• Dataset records
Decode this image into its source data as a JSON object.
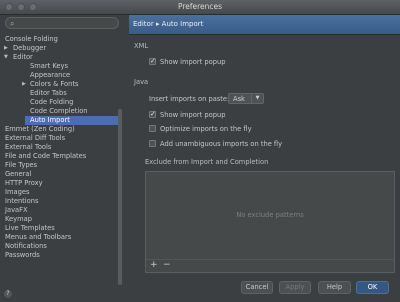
{
  "window": {
    "title": "Preferences"
  },
  "search": {
    "placeholder": ""
  },
  "sidebar": {
    "items": [
      {
        "label": "Console Folding"
      },
      {
        "label": "Debugger"
      },
      {
        "label": "Editor"
      },
      {
        "label": "Smart Keys"
      },
      {
        "label": "Appearance"
      },
      {
        "label": "Colors & Fonts"
      },
      {
        "label": "Editor Tabs"
      },
      {
        "label": "Code Folding"
      },
      {
        "label": "Code Completion"
      },
      {
        "label": "Auto Import"
      },
      {
        "label": "Emmet (Zen Coding)"
      },
      {
        "label": "External Diff Tools"
      },
      {
        "label": "External Tools"
      },
      {
        "label": "File and Code Templates"
      },
      {
        "label": "File Types"
      },
      {
        "label": "General"
      },
      {
        "label": "HTTP Proxy"
      },
      {
        "label": "Images"
      },
      {
        "label": "Intentions"
      },
      {
        "label": "JavaFX"
      },
      {
        "label": "Keymap"
      },
      {
        "label": "Live Templates"
      },
      {
        "label": "Menus and Toolbars"
      },
      {
        "label": "Notifications"
      },
      {
        "label": "Passwords"
      }
    ],
    "selected": "Auto Import"
  },
  "breadcrumb": {
    "text": "Editor ▸ Auto Import"
  },
  "xml": {
    "title": "XML",
    "show_import_popup": {
      "label": "Show import popup",
      "checked": true
    }
  },
  "java": {
    "title": "Java",
    "insert_on_paste": {
      "label": "Insert imports on paste:",
      "value": "Ask"
    },
    "show_import_popup": {
      "label": "Show import popup",
      "checked": true
    },
    "optimize_on_fly": {
      "label": "Optimize imports on the fly",
      "checked": false
    },
    "add_unambiguous": {
      "label": "Add unambiguous imports on the fly",
      "checked": false
    }
  },
  "exclude": {
    "title": "Exclude from Import and Completion",
    "empty_text": "No exclude patterns",
    "add_symbol": "+",
    "remove_symbol": "−"
  },
  "buttons": {
    "cancel": "Cancel",
    "apply": "Apply",
    "help": "Help",
    "ok": "OK"
  },
  "colors": {
    "accent": "#4b6eaf",
    "background": "#3c3f41"
  }
}
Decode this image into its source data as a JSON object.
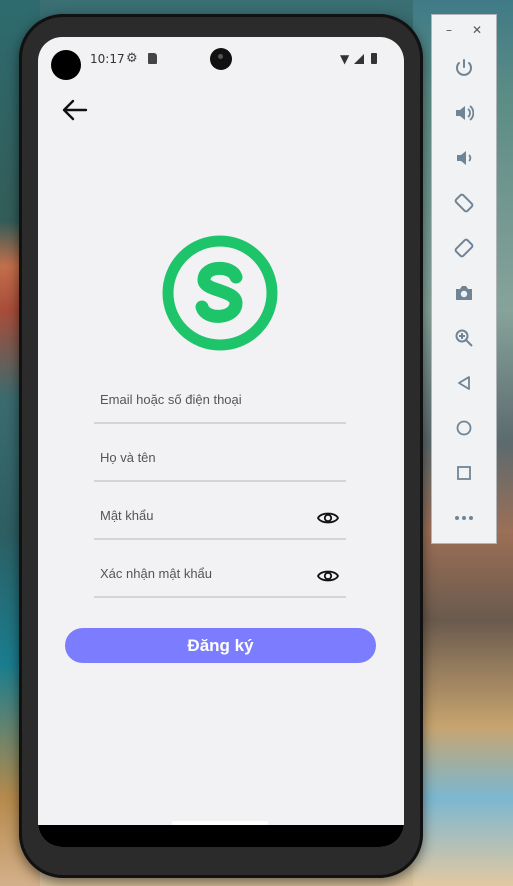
{
  "status_bar": {
    "time": "10:17"
  },
  "signup_form": {
    "fields": [
      {
        "placeholder": "Email hoặc số điện thoại"
      },
      {
        "placeholder": "Họ và tên"
      },
      {
        "placeholder": "Mật khẩu"
      },
      {
        "placeholder": "Xác nhận mật khẩu"
      }
    ],
    "submit_label": "Đăng ký"
  },
  "colors": {
    "brand_green": "#1ec46a",
    "button_purple": "#7c7cff"
  },
  "emulator_toolbar": {
    "icons": [
      "power-icon",
      "volume-up-icon",
      "volume-down-icon",
      "rotate-left-icon",
      "rotate-right-icon",
      "camera-icon",
      "zoom-icon",
      "back-icon",
      "home-icon",
      "overview-icon",
      "more-icon"
    ]
  }
}
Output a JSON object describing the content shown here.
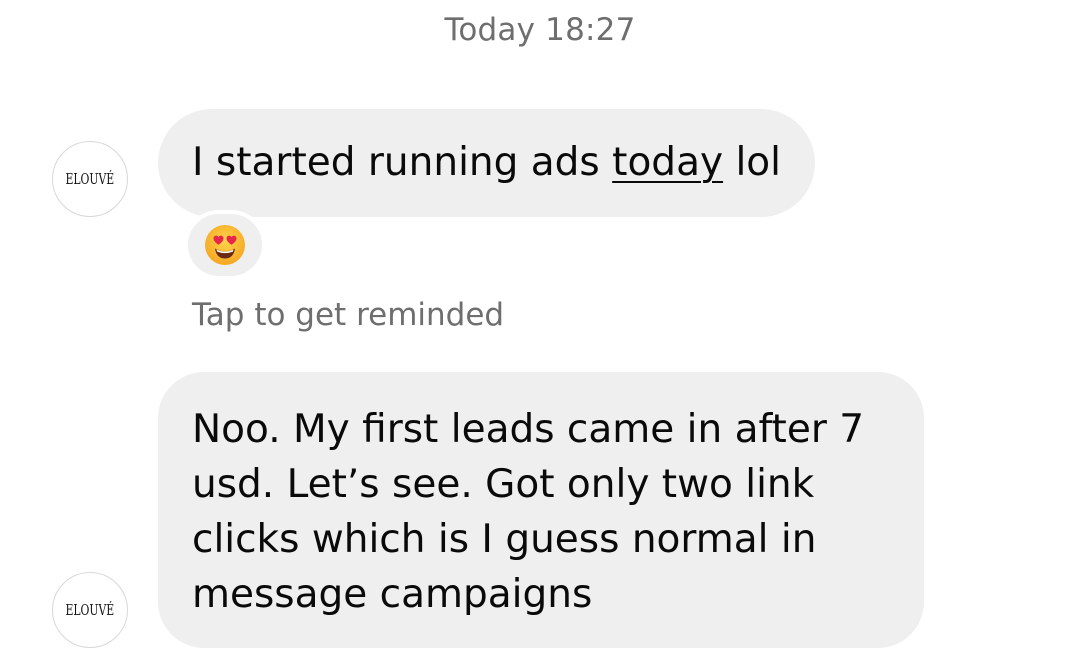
{
  "header": {
    "timestamp": "Today 18:27"
  },
  "messages": [
    {
      "sender_avatar": "ELOUVÉ",
      "text_before": "I started running ads ",
      "text_underlined": "today",
      "text_after": " lol",
      "reaction": {
        "emoji": "heart-eyes-emoji"
      },
      "reminder_text": "Tap to get reminded"
    },
    {
      "sender_avatar": "ELOUVÉ",
      "text": "Noo. My first leads came in after 7 usd. Let’s see. Got only two link clicks which is I guess normal in message campaigns"
    }
  ],
  "colors": {
    "bubble_bg": "#efefef",
    "meta_text": "#6e6e6e",
    "text": "#0a0a0a",
    "avatar_border": "#d8d8d8"
  }
}
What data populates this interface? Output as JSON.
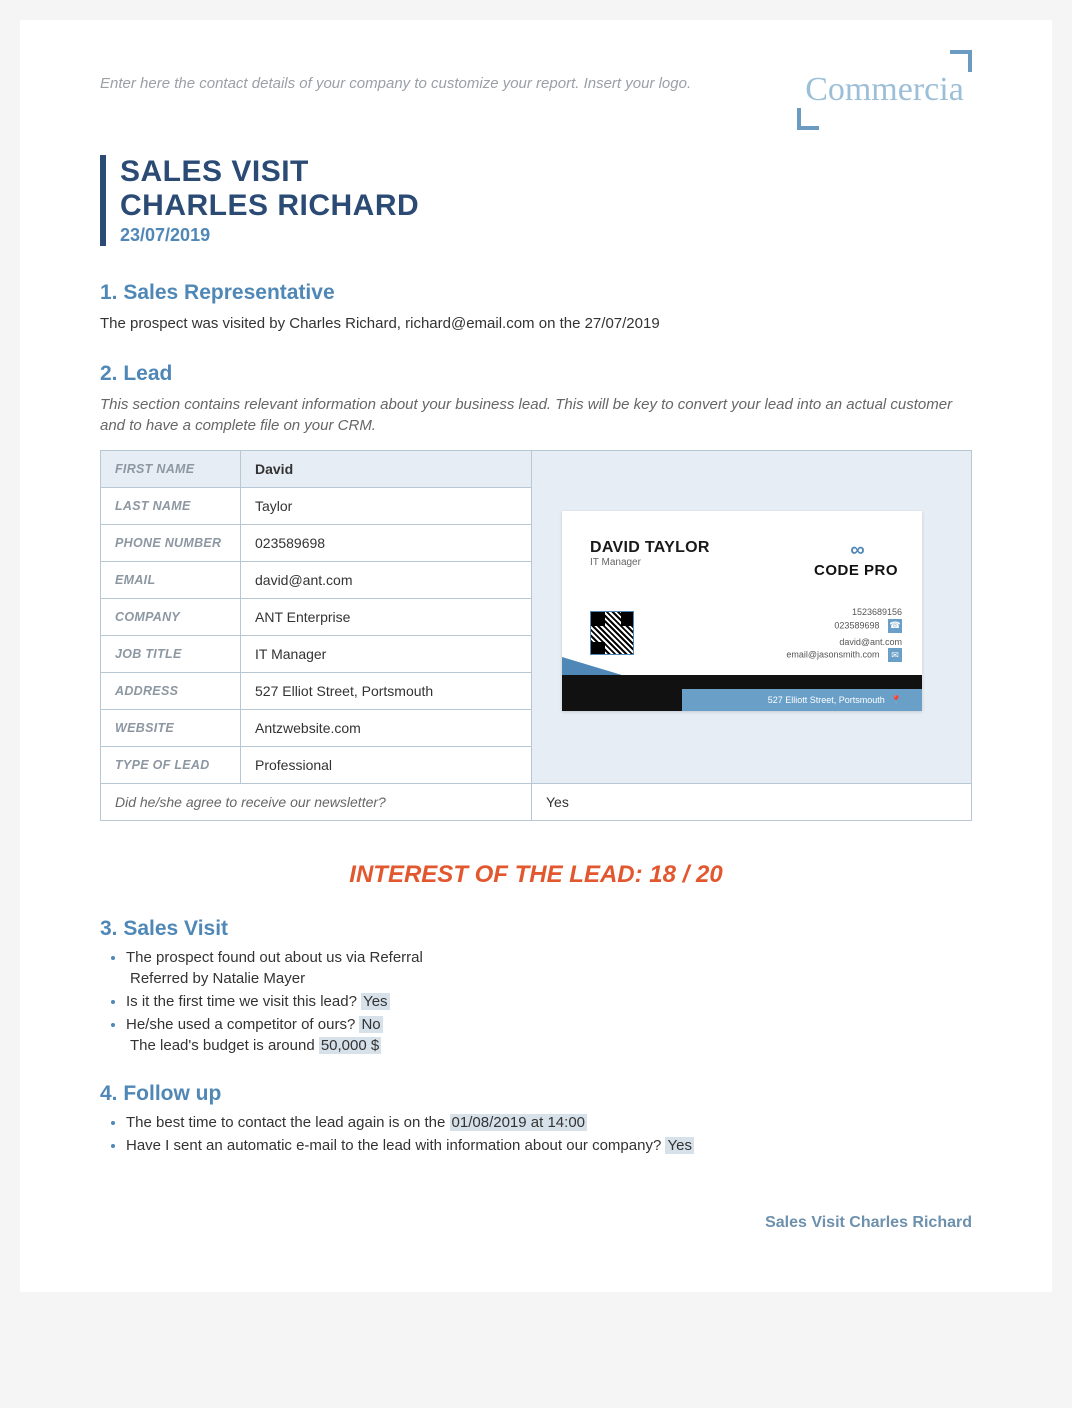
{
  "header": {
    "placeholder": "Enter here the contact details of your company to customize your report. Insert your logo.",
    "logo_text": "Commercia"
  },
  "title": {
    "line1": "SALES VISIT",
    "line2": "CHARLES RICHARD",
    "date": "23/07/2019"
  },
  "section1": {
    "heading": "1.   Sales Representative",
    "text": "The prospect was visited by Charles Richard, richard@email.com on the 27/07/2019"
  },
  "section2": {
    "heading": "2.   Lead",
    "intro": "This section contains relevant information about your business lead. This will be key to convert your lead into an actual customer and to have a complete file on your CRM.",
    "fields": {
      "first_name_label": "FIRST NAME",
      "first_name": "David",
      "last_name_label": "LAST NAME",
      "last_name": "Taylor",
      "phone_label": "PHONE NUMBER",
      "phone": "023589698",
      "email_label": "EMAIL",
      "email": "david@ant.com",
      "company_label": "COMPANY",
      "company": "ANT Enterprise",
      "job_label": "JOB TITLE",
      "job": "IT Manager",
      "address_label": "ADDRESS",
      "address": "527 Elliot Street, Portsmouth",
      "website_label": "WEBSITE",
      "website": "Antzwebsite.com",
      "type_label": "TYPE OF LEAD",
      "type": "Professional"
    },
    "newsletter_q": "Did he/she agree to receive our newsletter?",
    "newsletter_a": "Yes"
  },
  "card": {
    "name": "DAVID TAYLOR",
    "title": "IT Manager",
    "brand": "CODE PRO",
    "phone1": "1523689156",
    "phone2": "023589698",
    "email1": "david@ant.com",
    "email2": "email@jasonsmith.com",
    "address": "527  Elliott Street, Portsmouth"
  },
  "interest": "INTEREST OF THE LEAD: 18 / 20",
  "section3": {
    "heading": "3.   Sales Visit",
    "b1": "The prospect found out about us via Referral",
    "b1_sub": "Referred by Natalie Mayer",
    "b2_pre": "Is it the first time we visit this lead? ",
    "b2_hl": "Yes",
    "b3_pre": "He/she used a competitor of ours? ",
    "b3_hl": "No",
    "b3_sub_pre": "The lead's budget is around ",
    "b3_sub_hl": "50,000 $"
  },
  "section4": {
    "heading": "4.   Follow up",
    "b1_pre": "The best time to contact the lead again is on the ",
    "b1_hl": "01/08/2019 at 14:00",
    "b2_pre": "Have I sent an automatic e-mail to the lead with information about our company? ",
    "b2_hl": "Yes"
  },
  "footer": "Sales Visit Charles Richard"
}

• SHORT PROBLEM
Print the full listing exactly, dropping the pictures.

• SOLUTION
Decode this image into its source data as a JSON object.
{
  "window": {
    "title": "Preferences"
  },
  "search": {
    "placeholder": ""
  },
  "sidebar": {
    "items": [
      {
        "label": "Console Folding"
      },
      {
        "label": "Debugger"
      },
      {
        "label": "Editor"
      },
      {
        "label": "Smart Keys"
      },
      {
        "label": "Appearance"
      },
      {
        "label": "Colors & Fonts"
      },
      {
        "label": "Editor Tabs"
      },
      {
        "label": "Code Folding"
      },
      {
        "label": "Code Completion"
      },
      {
        "label": "Auto Import"
      },
      {
        "label": "Emmet (Zen Coding)"
      },
      {
        "label": "External Diff Tools"
      },
      {
        "label": "External Tools"
      },
      {
        "label": "File and Code Templates"
      },
      {
        "label": "File Types"
      },
      {
        "label": "General"
      },
      {
        "label": "HTTP Proxy"
      },
      {
        "label": "Images"
      },
      {
        "label": "Intentions"
      },
      {
        "label": "JavaFX"
      },
      {
        "label": "Keymap"
      },
      {
        "label": "Live Templates"
      },
      {
        "label": "Menus and Toolbars"
      },
      {
        "label": "Notifications"
      },
      {
        "label": "Passwords"
      }
    ],
    "selected": "Auto Import"
  },
  "breadcrumb": {
    "text": "Editor ▸ Auto Import"
  },
  "xml": {
    "title": "XML",
    "show_import_popup": {
      "label": "Show import popup",
      "checked": true
    }
  },
  "java": {
    "title": "Java",
    "insert_on_paste": {
      "label": "Insert imports on paste:",
      "value": "Ask"
    },
    "show_import_popup": {
      "label": "Show import popup",
      "checked": true
    },
    "optimize_on_fly": {
      "label": "Optimize imports on the fly",
      "checked": false
    },
    "add_unambiguous": {
      "label": "Add unambiguous imports on the fly",
      "checked": false
    }
  },
  "exclude": {
    "title": "Exclude from Import and Completion",
    "empty_text": "No exclude patterns",
    "add_symbol": "+",
    "remove_symbol": "−"
  },
  "buttons": {
    "cancel": "Cancel",
    "apply": "Apply",
    "help": "Help",
    "ok": "OK"
  },
  "colors": {
    "accent": "#4b6eaf",
    "background": "#3c3f41"
  }
}
Decode this image into its source data as a JSON object.
{
  "status_bar": {
    "time": "10:17"
  },
  "signup_form": {
    "fields": [
      {
        "placeholder": "Email hoặc số điện thoại"
      },
      {
        "placeholder": "Họ và tên"
      },
      {
        "placeholder": "Mật khẩu"
      },
      {
        "placeholder": "Xác nhận mật khẩu"
      }
    ],
    "submit_label": "Đăng ký"
  },
  "colors": {
    "brand_green": "#1ec46a",
    "button_purple": "#7c7cff"
  },
  "emulator_toolbar": {
    "icons": [
      "power-icon",
      "volume-up-icon",
      "volume-down-icon",
      "rotate-left-icon",
      "rotate-right-icon",
      "camera-icon",
      "zoom-icon",
      "back-icon",
      "home-icon",
      "overview-icon",
      "more-icon"
    ]
  }
}
Output a JSON object describing the content shown here.
{
  "header": {
    "timestamp": "Today 18:27"
  },
  "messages": [
    {
      "sender_avatar": "ELOUVÉ",
      "text_before": "I started running ads ",
      "text_underlined": "today",
      "text_after": " lol",
      "reaction": {
        "emoji": "heart-eyes-emoji"
      },
      "reminder_text": "Tap to get reminded"
    },
    {
      "sender_avatar": "ELOUVÉ",
      "text": "Noo. My first leads came in after 7 usd. Let’s see. Got only two link clicks which is I guess normal in message campaigns"
    }
  ],
  "colors": {
    "bubble_bg": "#efefef",
    "meta_text": "#6e6e6e",
    "text": "#0a0a0a",
    "avatar_border": "#d8d8d8"
  }
}
What data populates this interface? Output as JSON.
{
  "header": {
    "placeholder": "Enter here the contact details of your company to customize your report. Insert your logo.",
    "logo_text": "Commercia"
  },
  "title": {
    "line1": "SALES VISIT",
    "line2": "CHARLES RICHARD",
    "date": "23/07/2019"
  },
  "section1": {
    "heading": "1.   Sales Representative",
    "text": "The prospect was visited by Charles Richard, richard@email.com on the 27/07/2019"
  },
  "section2": {
    "heading": "2.   Lead",
    "intro": "This section contains relevant information about your business lead. This will be key to convert your lead into an actual customer and to have a complete file on your CRM.",
    "fields": {
      "first_name_label": "FIRST NAME",
      "first_name": "David",
      "last_name_label": "LAST NAME",
      "last_name": "Taylor",
      "phone_label": "PHONE NUMBER",
      "phone": "023589698",
      "email_label": "EMAIL",
      "email": "david@ant.com",
      "company_label": "COMPANY",
      "company": "ANT Enterprise",
      "job_label": "JOB TITLE",
      "job": "IT Manager",
      "address_label": "ADDRESS",
      "address": "527 Elliot Street, Portsmouth",
      "website_label": "WEBSITE",
      "website": "Antzwebsite.com",
      "type_label": "TYPE OF LEAD",
      "type": "Professional"
    },
    "newsletter_q": "Did he/she agree to receive our newsletter?",
    "newsletter_a": "Yes"
  },
  "card": {
    "name": "DAVID TAYLOR",
    "title": "IT Manager",
    "brand": "CODE PRO",
    "phone1": "1523689156",
    "phone2": "023589698",
    "email1": "david@ant.com",
    "email2": "email@jasonsmith.com",
    "address": "527  Elliott Street, Portsmouth"
  },
  "interest": "INTEREST OF THE LEAD: 18 / 20",
  "section3": {
    "heading": "3.   Sales Visit",
    "b1": "The prospect found out about us via Referral",
    "b1_sub": "Referred by Natalie Mayer",
    "b2_pre": "Is it the first time we visit this lead? ",
    "b2_hl": "Yes",
    "b3_pre": "He/she used a competitor of ours? ",
    "b3_hl": "No",
    "b3_sub_pre": "The lead's budget is around ",
    "b3_sub_hl": "50,000 $"
  },
  "section4": {
    "heading": "4.   Follow up",
    "b1_pre": "The best time to contact the lead again is on the ",
    "b1_hl": "01/08/2019 at 14:00",
    "b2_pre": "Have I sent an automatic e-mail to the lead with information about our company? ",
    "b2_hl": "Yes"
  },
  "footer": "Sales Visit Charles Richard"
}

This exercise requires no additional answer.